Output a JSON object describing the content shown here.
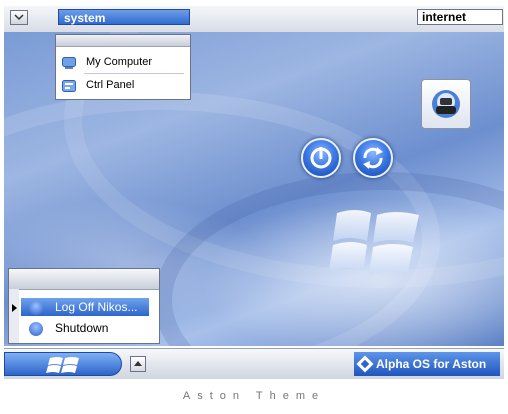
{
  "top_bar": {
    "system_label": "system",
    "internet_label": "internet"
  },
  "system_menu": {
    "items": [
      {
        "label": "My Computer",
        "icon": "computer-icon"
      },
      {
        "label": "Ctrl Panel",
        "icon": "control-panel-icon"
      }
    ]
  },
  "desktop": {
    "widgets": [
      "phone-icon",
      "power-icon",
      "restart-icon",
      "windows-logo"
    ]
  },
  "start_menu": {
    "items": [
      {
        "label": "Log Off Nikos...",
        "icon": "logoff-icon",
        "selected": true
      },
      {
        "label": "Shutdown",
        "icon": "shutdown-icon",
        "selected": false
      }
    ]
  },
  "taskbar": {
    "brand_label": "Alpha OS for Aston"
  },
  "caption": "Aston Theme",
  "colors": {
    "accent": "#2f6bd1",
    "desktop": "#7a9bd6",
    "highlight": "#4f86e0"
  }
}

What the exercise asks :: Establish how many lines of the records contain the string "icon" and state that number without elaboration.

Response to the exercise :: 7